■ **What to do**
Output the records exactly as they appear, with no pictures included.

■ **Extracted records**

################

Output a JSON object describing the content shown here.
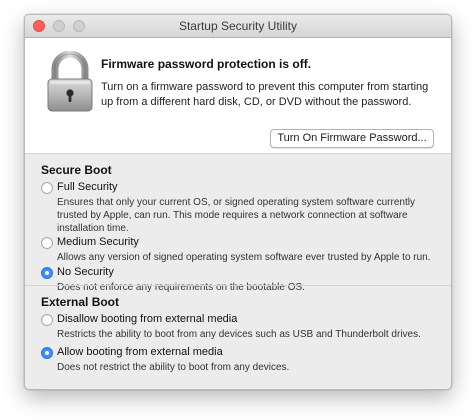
{
  "window": {
    "title": "Startup Security Utility"
  },
  "firmware": {
    "heading": "Firmware password protection is off.",
    "description": "Turn on a firmware password to prevent this computer from starting up from a different hard disk, CD, or DVD without the password.",
    "button_label": "Turn On Firmware Password...",
    "icon": "padlock-icon"
  },
  "secure_boot": {
    "heading": "Secure Boot",
    "options": [
      {
        "label": "Full Security",
        "description": "Ensures that only your current OS, or signed operating system software currently trusted by Apple, can run. This mode requires a network connection at software installation time.",
        "selected": false
      },
      {
        "label": "Medium Security",
        "description": "Allows any version of signed operating system software ever trusted by Apple to run.",
        "selected": false
      },
      {
        "label": "No Security",
        "description": "Does not enforce any requirements on the bootable OS.",
        "selected": true
      }
    ]
  },
  "external_boot": {
    "heading": "External Boot",
    "options": [
      {
        "label": "Disallow booting from external media",
        "description": "Restricts the ability to boot from any devices such as USB and Thunderbolt drives.",
        "selected": false
      },
      {
        "label": "Allow booting from external media",
        "description": "Does not restrict the ability to boot from any devices.",
        "selected": true
      }
    ]
  },
  "colors": {
    "accent": "#3d8ff4",
    "close_button": "#fc605c",
    "window_background": "#ececec"
  }
}
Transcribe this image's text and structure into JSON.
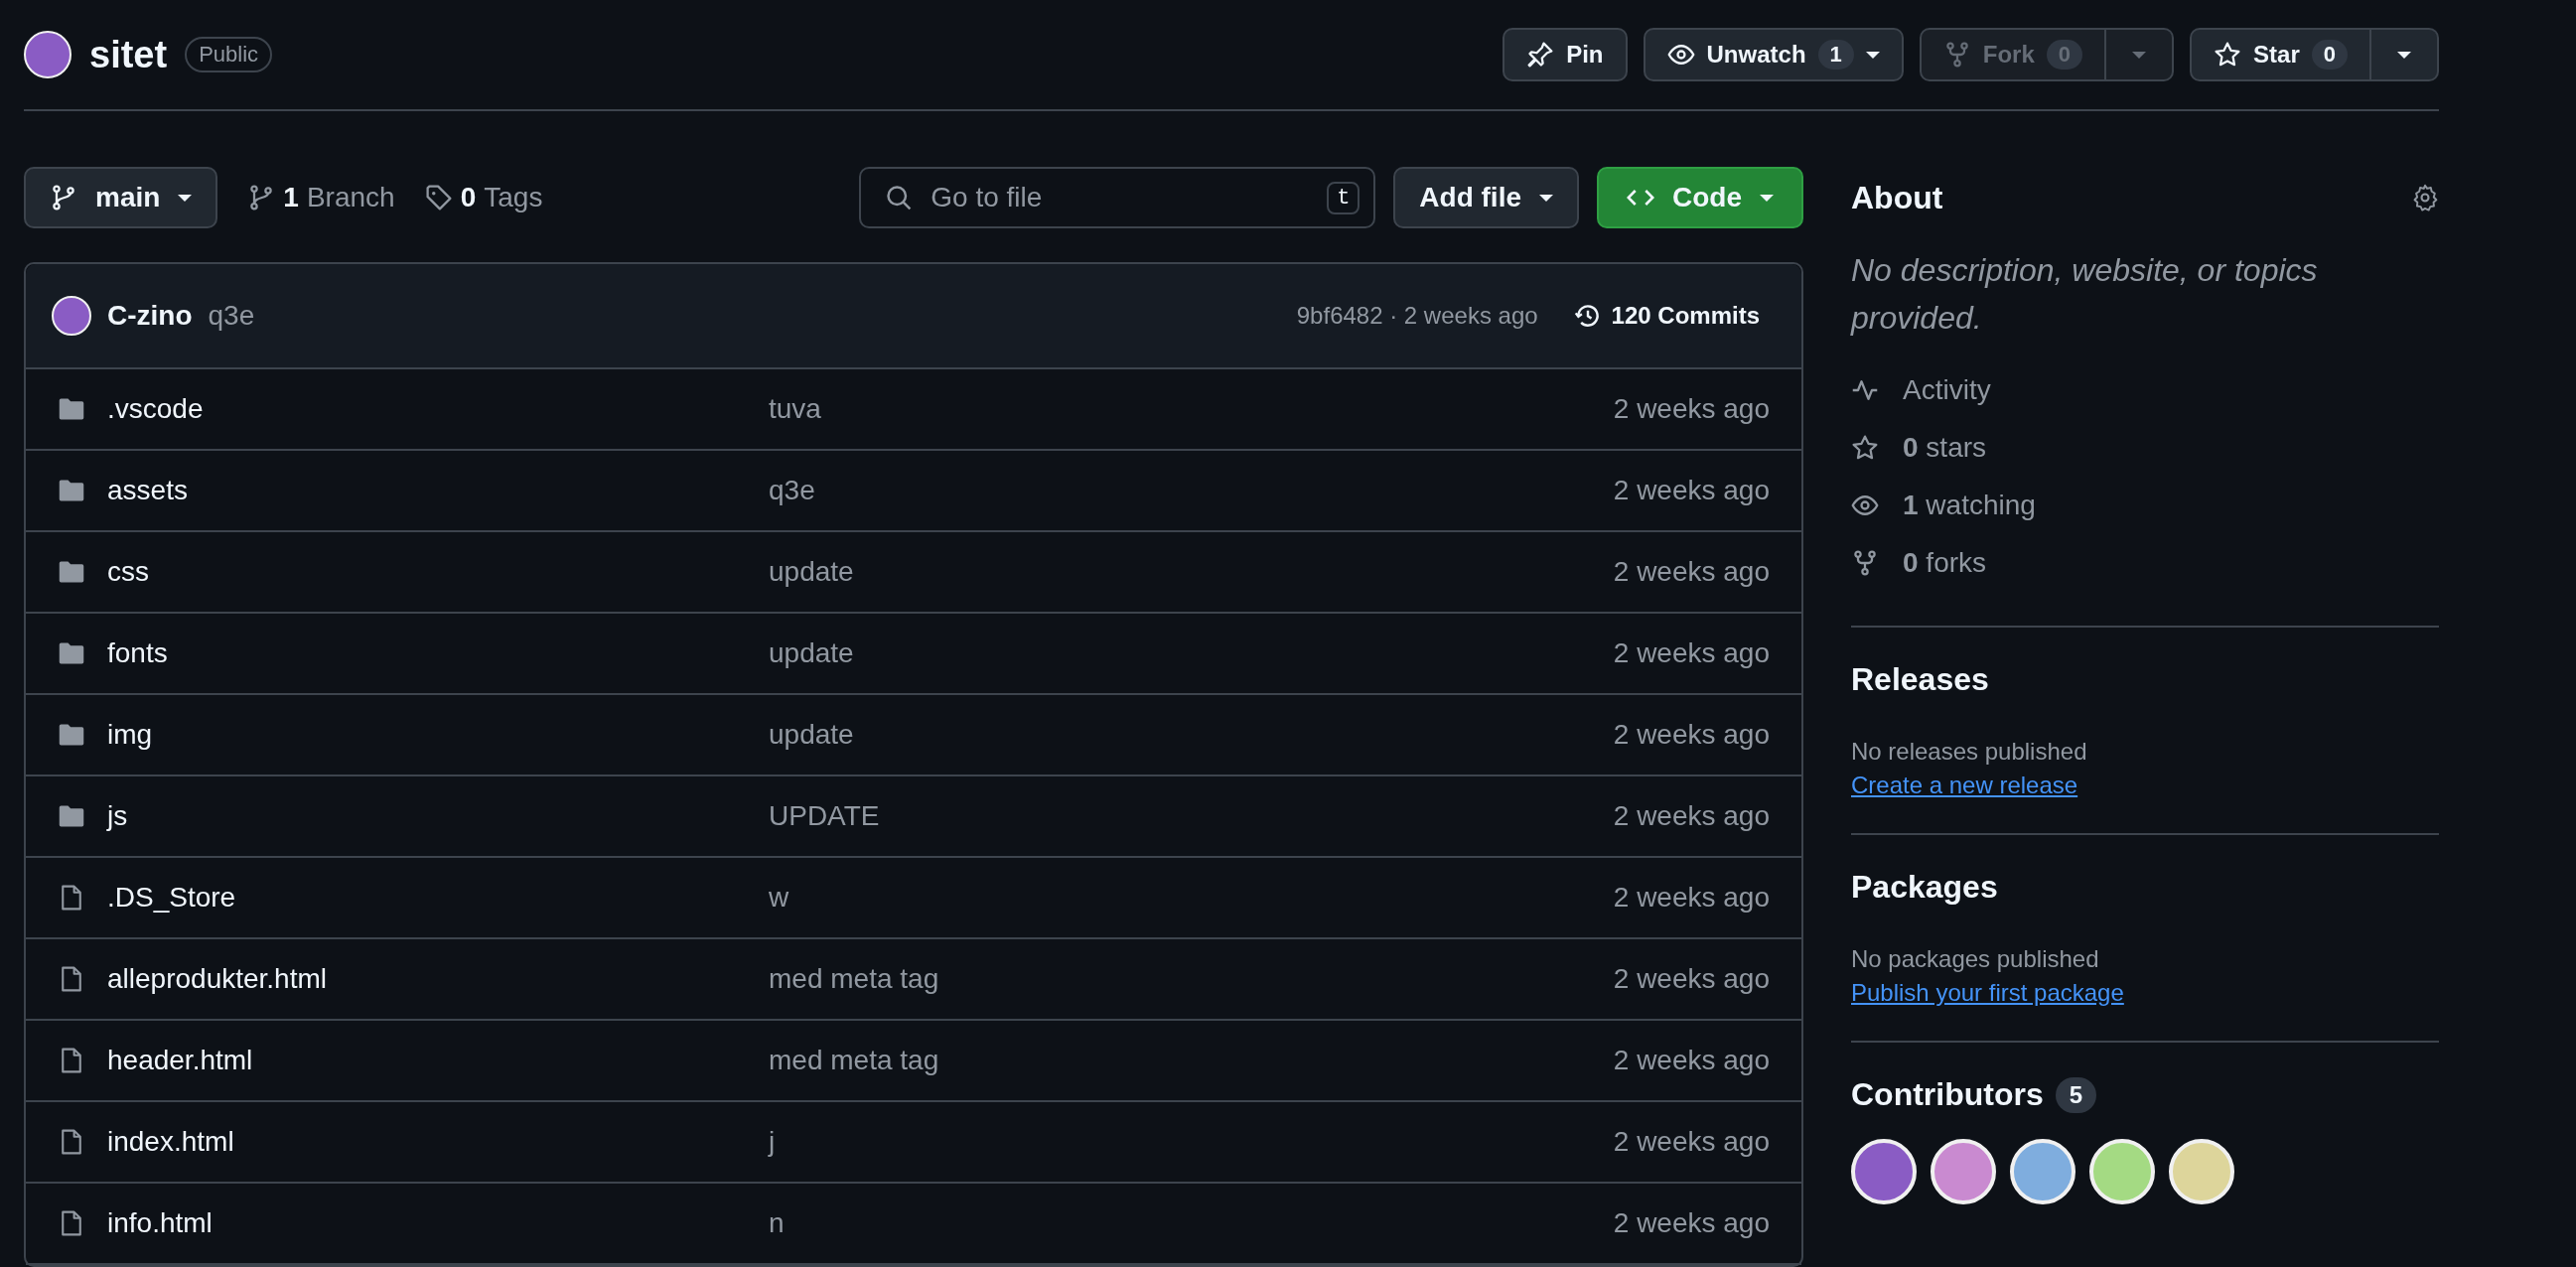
{
  "repo": {
    "name": "sitet",
    "visibility": "Public"
  },
  "actions": [
    {
      "kind": "pin",
      "label": "Pin",
      "disabled": false
    },
    {
      "kind": "watch",
      "label": "Unwatch",
      "count": "1",
      "disabled": false
    },
    {
      "kind": "fork",
      "label": "Fork",
      "count": "0",
      "disabled": true
    },
    {
      "kind": "star",
      "label": "Star",
      "count": "0",
      "disabled": false
    }
  ],
  "branch": {
    "name": "main",
    "branches_count": "1",
    "branches_label": "Branch",
    "tags_count": "0",
    "tags_label": "Tags"
  },
  "search": {
    "placeholder": "Go to file",
    "shortcut": "t"
  },
  "add_file": "Add file",
  "code": "Code",
  "commit": {
    "author": "C-zino",
    "message": "q3e",
    "hash_time": "9bf6482 · 2 weeks ago",
    "commits": "120 Commits"
  },
  "files": [
    {
      "kind": "folder",
      "name": ".vscode",
      "message": "tuva",
      "time": "2 weeks ago"
    },
    {
      "kind": "folder",
      "name": "assets",
      "message": "q3e",
      "time": "2 weeks ago"
    },
    {
      "kind": "folder",
      "name": "css",
      "message": "update",
      "time": "2 weeks ago"
    },
    {
      "kind": "folder",
      "name": "fonts",
      "message": "update",
      "time": "2 weeks ago"
    },
    {
      "kind": "folder",
      "name": "img",
      "message": "update",
      "time": "2 weeks ago"
    },
    {
      "kind": "folder",
      "name": "js",
      "message": "UPDATE",
      "time": "2 weeks ago"
    },
    {
      "kind": "file",
      "name": ".DS_Store",
      "message": "w",
      "time": "2 weeks ago"
    },
    {
      "kind": "file",
      "name": "alleprodukter.html",
      "message": "med meta tag",
      "time": "2 weeks ago"
    },
    {
      "kind": "file",
      "name": "header.html",
      "message": "med meta tag",
      "time": "2 weeks ago"
    },
    {
      "kind": "file",
      "name": "index.html",
      "message": "j",
      "time": "2 weeks ago"
    },
    {
      "kind": "file",
      "name": "info.html",
      "message": "n",
      "time": "2 weeks ago"
    }
  ],
  "about": {
    "title": "About",
    "description": "No description, website, or topics provided.",
    "stats": [
      {
        "kind": "activity",
        "text": "Activity"
      },
      {
        "kind": "stars",
        "count": "0",
        "text": "stars"
      },
      {
        "kind": "watching",
        "count": "1",
        "text": "watching"
      },
      {
        "kind": "forks",
        "count": "0",
        "text": "forks"
      }
    ]
  },
  "releases": {
    "title": "Releases",
    "note": "No releases published",
    "link": "Create a new release"
  },
  "packages": {
    "title": "Packages",
    "note": "No packages published",
    "link": "Publish your first package"
  },
  "contributors": {
    "title": "Contributors",
    "count": "5",
    "avatars": [
      {
        "color": "#8a5cc4"
      },
      {
        "color": "#c98ad0"
      },
      {
        "color": "#7fadde"
      },
      {
        "color": "#a4da83"
      },
      {
        "color": "#ddd59b"
      }
    ]
  }
}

################

■ **Exercise response**
Output a JSON object describing the content shown here.
{
  "window": {
    "title": "Startup Security Utility"
  },
  "firmware": {
    "heading": "Firmware password protection is off.",
    "description": "Turn on a firmware password to prevent this computer from starting up from a different hard disk, CD, or DVD without the password.",
    "button_label": "Turn On Firmware Password...",
    "icon": "padlock-icon"
  },
  "secure_boot": {
    "heading": "Secure Boot",
    "options": [
      {
        "label": "Full Security",
        "description": "Ensures that only your current OS, or signed operating system software currently trusted by Apple, can run. This mode requires a network connection at software installation time.",
        "selected": false
      },
      {
        "label": "Medium Security",
        "description": "Allows any version of signed operating system software ever trusted by Apple to run.",
        "selected": false
      },
      {
        "label": "No Security",
        "description": "Does not enforce any requirements on the bootable OS.",
        "selected": true
      }
    ]
  },
  "external_boot": {
    "heading": "External Boot",
    "options": [
      {
        "label": "Disallow booting from external media",
        "description": "Restricts the ability to boot from any devices such as USB and Thunderbolt drives.",
        "selected": false
      },
      {
        "label": "Allow booting from external media",
        "description": "Does not restrict the ability to boot from any devices.",
        "selected": true
      }
    ]
  },
  "colors": {
    "accent": "#3d8ff4",
    "close_button": "#fc605c",
    "window_background": "#ececec"
  }
}
Transcribe this image's text and structure into JSON.
{
  "repo": {
    "name": "sitet",
    "visibility": "Public"
  },
  "actions": [
    {
      "kind": "pin",
      "label": "Pin",
      "disabled": false
    },
    {
      "kind": "watch",
      "label": "Unwatch",
      "count": "1",
      "disabled": false
    },
    {
      "kind": "fork",
      "label": "Fork",
      "count": "0",
      "disabled": true
    },
    {
      "kind": "star",
      "label": "Star",
      "count": "0",
      "disabled": false
    }
  ],
  "branch": {
    "name": "main",
    "branches_count": "1",
    "branches_label": "Branch",
    "tags_count": "0",
    "tags_label": "Tags"
  },
  "search": {
    "placeholder": "Go to file",
    "shortcut": "t"
  },
  "add_file": "Add file",
  "code": "Code",
  "commit": {
    "author": "C-zino",
    "message": "q3e",
    "hash_time": "9bf6482 · 2 weeks ago",
    "commits": "120 Commits"
  },
  "files": [
    {
      "kind": "folder",
      "name": ".vscode",
      "message": "tuva",
      "time": "2 weeks ago"
    },
    {
      "kind": "folder",
      "name": "assets",
      "message": "q3e",
      "time": "2 weeks ago"
    },
    {
      "kind": "folder",
      "name": "css",
      "message": "update",
      "time": "2 weeks ago"
    },
    {
      "kind": "folder",
      "name": "fonts",
      "message": "update",
      "time": "2 weeks ago"
    },
    {
      "kind": "folder",
      "name": "img",
      "message": "update",
      "time": "2 weeks ago"
    },
    {
      "kind": "folder",
      "name": "js",
      "message": "UPDATE",
      "time": "2 weeks ago"
    },
    {
      "kind": "file",
      "name": ".DS_Store",
      "message": "w",
      "time": "2 weeks ago"
    },
    {
      "kind": "file",
      "name": "alleprodukter.html",
      "message": "med meta tag",
      "time": "2 weeks ago"
    },
    {
      "kind": "file",
      "name": "header.html",
      "message": "med meta tag",
      "time": "2 weeks ago"
    },
    {
      "kind": "file",
      "name": "index.html",
      "message": "j",
      "time": "2 weeks ago"
    },
    {
      "kind": "file",
      "name": "info.html",
      "message": "n",
      "time": "2 weeks ago"
    }
  ],
  "about": {
    "title": "About",
    "description": "No description, website, or topics provided.",
    "stats": [
      {
        "kind": "activity",
        "text": "Activity"
      },
      {
        "kind": "stars",
        "count": "0",
        "text": "stars"
      },
      {
        "kind": "watching",
        "count": "1",
        "text": "watching"
      },
      {
        "kind": "forks",
        "count": "0",
        "text": "forks"
      }
    ]
  },
  "releases": {
    "title": "Releases",
    "note": "No releases published",
    "link": "Create a new release"
  },
  "packages": {
    "title": "Packages",
    "note": "No packages published",
    "link": "Publish your first package"
  },
  "contributors": {
    "title": "Contributors",
    "count": "5",
    "avatars": [
      {
        "color": "#8a5cc4"
      },
      {
        "color": "#c98ad0"
      },
      {
        "color": "#7fadde"
      },
      {
        "color": "#a4da83"
      },
      {
        "color": "#ddd59b"
      }
    ]
  }
}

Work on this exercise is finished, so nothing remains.